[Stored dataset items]
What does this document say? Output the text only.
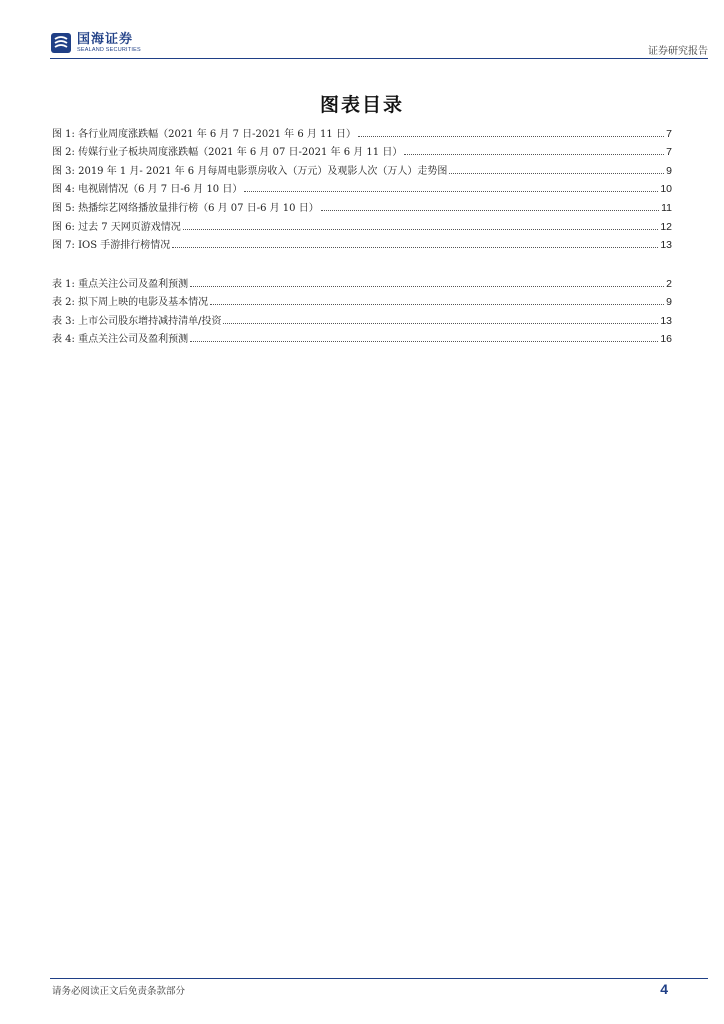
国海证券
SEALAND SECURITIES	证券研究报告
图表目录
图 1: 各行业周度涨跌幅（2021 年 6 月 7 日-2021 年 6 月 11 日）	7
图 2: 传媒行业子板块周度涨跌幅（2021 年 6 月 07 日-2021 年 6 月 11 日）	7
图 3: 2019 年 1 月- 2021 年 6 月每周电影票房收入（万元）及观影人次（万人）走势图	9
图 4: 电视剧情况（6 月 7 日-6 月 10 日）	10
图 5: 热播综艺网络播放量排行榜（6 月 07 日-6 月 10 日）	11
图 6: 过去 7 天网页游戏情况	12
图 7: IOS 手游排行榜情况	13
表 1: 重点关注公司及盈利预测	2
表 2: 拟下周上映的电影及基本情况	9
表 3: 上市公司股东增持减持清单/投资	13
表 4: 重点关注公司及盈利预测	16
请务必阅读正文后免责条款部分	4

==

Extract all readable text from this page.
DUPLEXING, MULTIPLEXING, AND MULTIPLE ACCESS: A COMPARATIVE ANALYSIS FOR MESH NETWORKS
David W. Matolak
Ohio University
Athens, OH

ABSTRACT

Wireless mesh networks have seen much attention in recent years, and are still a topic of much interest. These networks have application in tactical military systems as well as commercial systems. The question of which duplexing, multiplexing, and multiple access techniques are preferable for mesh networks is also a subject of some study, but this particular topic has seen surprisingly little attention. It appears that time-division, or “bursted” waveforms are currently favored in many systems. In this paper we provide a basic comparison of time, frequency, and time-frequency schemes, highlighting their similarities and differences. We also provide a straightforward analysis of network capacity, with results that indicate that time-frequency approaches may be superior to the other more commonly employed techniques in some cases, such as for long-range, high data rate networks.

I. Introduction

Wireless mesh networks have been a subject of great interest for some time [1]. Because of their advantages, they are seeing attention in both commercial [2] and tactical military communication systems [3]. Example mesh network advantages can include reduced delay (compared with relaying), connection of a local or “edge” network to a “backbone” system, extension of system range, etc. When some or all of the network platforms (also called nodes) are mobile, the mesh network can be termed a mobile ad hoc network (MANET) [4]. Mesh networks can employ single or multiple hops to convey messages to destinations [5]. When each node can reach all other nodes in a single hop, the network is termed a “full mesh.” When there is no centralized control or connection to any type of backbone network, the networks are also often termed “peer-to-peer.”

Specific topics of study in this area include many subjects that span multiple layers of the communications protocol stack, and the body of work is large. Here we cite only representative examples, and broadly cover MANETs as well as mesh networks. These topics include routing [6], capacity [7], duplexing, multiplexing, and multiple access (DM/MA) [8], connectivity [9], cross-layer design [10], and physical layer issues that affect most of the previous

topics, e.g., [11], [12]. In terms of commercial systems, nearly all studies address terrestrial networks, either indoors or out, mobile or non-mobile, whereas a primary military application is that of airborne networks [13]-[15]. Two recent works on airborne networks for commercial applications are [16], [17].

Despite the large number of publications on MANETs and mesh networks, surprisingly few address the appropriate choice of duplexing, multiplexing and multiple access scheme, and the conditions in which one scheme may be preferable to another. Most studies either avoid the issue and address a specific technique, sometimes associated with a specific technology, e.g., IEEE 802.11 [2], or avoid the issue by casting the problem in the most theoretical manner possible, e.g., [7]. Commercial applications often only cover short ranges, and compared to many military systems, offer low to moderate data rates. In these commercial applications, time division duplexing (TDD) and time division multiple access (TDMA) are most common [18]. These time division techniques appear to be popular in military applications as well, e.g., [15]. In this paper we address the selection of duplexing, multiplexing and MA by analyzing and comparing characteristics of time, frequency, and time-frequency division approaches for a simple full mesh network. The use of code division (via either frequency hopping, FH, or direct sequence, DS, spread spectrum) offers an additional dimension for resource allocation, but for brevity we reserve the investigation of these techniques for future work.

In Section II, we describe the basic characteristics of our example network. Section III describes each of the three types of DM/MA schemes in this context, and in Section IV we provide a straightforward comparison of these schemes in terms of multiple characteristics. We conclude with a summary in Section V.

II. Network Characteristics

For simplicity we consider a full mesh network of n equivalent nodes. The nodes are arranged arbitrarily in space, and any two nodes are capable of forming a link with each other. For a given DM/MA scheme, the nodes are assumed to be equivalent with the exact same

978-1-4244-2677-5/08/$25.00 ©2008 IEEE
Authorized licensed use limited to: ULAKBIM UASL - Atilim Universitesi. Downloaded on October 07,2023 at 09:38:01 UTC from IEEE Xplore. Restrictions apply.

Your task ▸ Say how many lines of the data include the string "from". Nothing other than the number should be given.

Output for this task ▸ 2